(Entries with figure data)
= = =

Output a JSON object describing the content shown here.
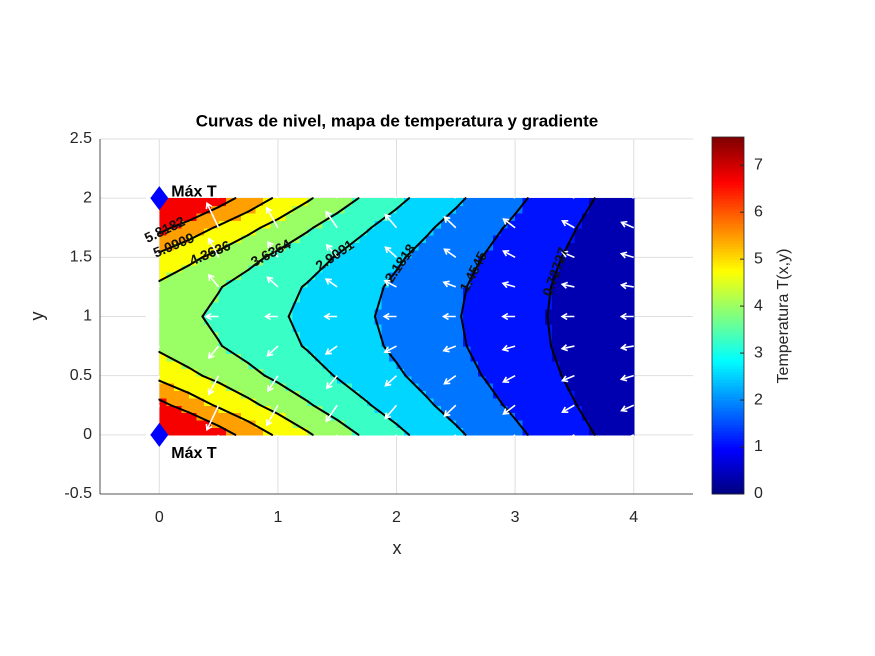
{
  "chart_data": {
    "type": "contour",
    "title": "Curvas de nivel, mapa de temperatura y gradiente",
    "xlabel": "x",
    "ylabel": "y",
    "xlim": [
      -0.5,
      4.5
    ],
    "xticks": [
      0,
      1,
      2,
      3,
      4
    ],
    "ylim": [
      -0.5,
      2.5
    ],
    "yticks": [
      -0.5,
      0,
      0.5,
      1,
      1.5,
      2,
      2.5
    ],
    "grid": true,
    "x": [
      0,
      0.25,
      0.5,
      0.75,
      1,
      1.25,
      1.5,
      1.75,
      2,
      2.25,
      2.5,
      2.75,
      3,
      3.25,
      3.5,
      3.75,
      4
    ],
    "y": [
      0,
      0.25,
      0.5,
      0.75,
      1,
      1.25,
      1.5,
      1.75,
      2
    ],
    "z": [
      [
        7.6,
        6.85,
        6.17,
        5.55,
        4.98,
        4.45,
        3.96,
        3.51,
        3.08,
        2.68,
        2.3,
        1.94,
        1.6,
        1.26,
        0.94,
        0.63,
        0.33
      ],
      [
        6.03,
        5.49,
        5.0,
        4.54,
        4.11,
        3.71,
        3.32,
        2.96,
        2.61,
        2.27,
        1.95,
        1.64,
        1.33,
        1.04,
        0.75,
        0.46,
        0.18
      ],
      [
        4.9,
        4.52,
        4.17,
        3.82,
        3.49,
        3.18,
        2.87,
        2.57,
        2.27,
        1.98,
        1.7,
        1.42,
        1.15,
        0.88,
        0.61,
        0.35,
        0.08
      ],
      [
        4.23,
        3.94,
        3.67,
        3.39,
        3.12,
        2.86,
        2.59,
        2.33,
        2.07,
        1.81,
        1.55,
        1.29,
        1.04,
        0.78,
        0.53,
        0.27,
        0.02
      ],
      [
        4,
        3.75,
        3.5,
        3.25,
        3,
        2.75,
        2.5,
        2.25,
        2,
        1.75,
        1.5,
        1.25,
        1,
        0.75,
        0.5,
        0.25,
        0
      ],
      [
        4.23,
        3.94,
        3.67,
        3.39,
        3.12,
        2.86,
        2.59,
        2.33,
        2.07,
        1.81,
        1.55,
        1.29,
        1.04,
        0.78,
        0.53,
        0.27,
        0.02
      ],
      [
        4.9,
        4.52,
        4.17,
        3.82,
        3.49,
        3.18,
        2.87,
        2.57,
        2.27,
        1.98,
        1.7,
        1.42,
        1.15,
        0.88,
        0.61,
        0.35,
        0.08
      ],
      [
        6.03,
        5.49,
        5.0,
        4.54,
        4.11,
        3.71,
        3.32,
        2.96,
        2.61,
        2.27,
        1.95,
        1.64,
        1.33,
        1.04,
        0.75,
        0.46,
        0.18
      ],
      [
        7.6,
        6.85,
        6.17,
        5.55,
        4.98,
        4.45,
        3.96,
        3.51,
        3.08,
        2.68,
        2.3,
        1.94,
        1.6,
        1.26,
        0.94,
        0.63,
        0.33
      ]
    ],
    "levels": [
      0.72727,
      1.4545,
      2.1818,
      2.9091,
      3.6364,
      4.3636,
      5.0909,
      5.8182
    ],
    "colormap": "jet",
    "clim": [
      0,
      7.6
    ],
    "colorbar_label": "Temperatura T(x,y)",
    "colorbar_ticks": [
      0,
      1,
      2,
      3,
      4,
      5,
      6,
      7
    ],
    "line_color": "#000000",
    "arrow_color": "#ffffff",
    "markers": [
      {
        "x": 0,
        "y": 2,
        "label": "Máx T"
      },
      {
        "x": 0,
        "y": 0,
        "label": "Máx T"
      }
    ],
    "marker_color": "#0000ff"
  }
}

= = =

Repeat the material above word for word and skip every image in it.

■ Exercise result
Output a JSON object describing the content shown here.
{
  "chart_data": {
    "type": "contour",
    "title": "Curvas de nivel, mapa de temperatura y gradiente",
    "xlabel": "x",
    "ylabel": "y",
    "xlim": [
      -0.5,
      4.5
    ],
    "xticks": [
      0,
      1,
      2,
      3,
      4
    ],
    "ylim": [
      -0.5,
      2.5
    ],
    "yticks": [
      -0.5,
      0,
      0.5,
      1,
      1.5,
      2,
      2.5
    ],
    "grid": true,
    "x": [
      0,
      0.25,
      0.5,
      0.75,
      1,
      1.25,
      1.5,
      1.75,
      2,
      2.25,
      2.5,
      2.75,
      3,
      3.25,
      3.5,
      3.75,
      4
    ],
    "y": [
      0,
      0.25,
      0.5,
      0.75,
      1,
      1.25,
      1.5,
      1.75,
      2
    ],
    "z": [
      [
        7.6,
        6.85,
        6.17,
        5.55,
        4.98,
        4.45,
        3.96,
        3.51,
        3.08,
        2.68,
        2.3,
        1.94,
        1.6,
        1.26,
        0.94,
        0.63,
        0.33
      ],
      [
        6.03,
        5.49,
        5.0,
        4.54,
        4.11,
        3.71,
        3.32,
        2.96,
        2.61,
        2.27,
        1.95,
        1.64,
        1.33,
        1.04,
        0.75,
        0.46,
        0.18
      ],
      [
        4.9,
        4.52,
        4.17,
        3.82,
        3.49,
        3.18,
        2.87,
        2.57,
        2.27,
        1.98,
        1.7,
        1.42,
        1.15,
        0.88,
        0.61,
        0.35,
        0.08
      ],
      [
        4.23,
        3.94,
        3.67,
        3.39,
        3.12,
        2.86,
        2.59,
        2.33,
        2.07,
        1.81,
        1.55,
        1.29,
        1.04,
        0.78,
        0.53,
        0.27,
        0.02
      ],
      [
        4,
        3.75,
        3.5,
        3.25,
        3,
        2.75,
        2.5,
        2.25,
        2,
        1.75,
        1.5,
        1.25,
        1,
        0.75,
        0.5,
        0.25,
        0
      ],
      [
        4.23,
        3.94,
        3.67,
        3.39,
        3.12,
        2.86,
        2.59,
        2.33,
        2.07,
        1.81,
        1.55,
        1.29,
        1.04,
        0.78,
        0.53,
        0.27,
        0.02
      ],
      [
        4.9,
        4.52,
        4.17,
        3.82,
        3.49,
        3.18,
        2.87,
        2.57,
        2.27,
        1.98,
        1.7,
        1.42,
        1.15,
        0.88,
        0.61,
        0.35,
        0.08
      ],
      [
        6.03,
        5.49,
        5.0,
        4.54,
        4.11,
        3.71,
        3.32,
        2.96,
        2.61,
        2.27,
        1.95,
        1.64,
        1.33,
        1.04,
        0.75,
        0.46,
        0.18
      ],
      [
        7.6,
        6.85,
        6.17,
        5.55,
        4.98,
        4.45,
        3.96,
        3.51,
        3.08,
        2.68,
        2.3,
        1.94,
        1.6,
        1.26,
        0.94,
        0.63,
        0.33
      ]
    ],
    "levels": [
      0.72727,
      1.4545,
      2.1818,
      2.9091,
      3.6364,
      4.3636,
      5.0909,
      5.8182
    ],
    "colormap": "jet",
    "clim": [
      0,
      7.6
    ],
    "colorbar_label": "Temperatura T(x,y)",
    "colorbar_ticks": [
      0,
      1,
      2,
      3,
      4,
      5,
      6,
      7
    ],
    "line_color": "#000000",
    "arrow_color": "#ffffff",
    "markers": [
      {
        "x": 0,
        "y": 2,
        "label": "Máx T"
      },
      {
        "x": 0,
        "y": 0,
        "label": "Máx T"
      }
    ],
    "marker_color": "#0000ff"
  }
}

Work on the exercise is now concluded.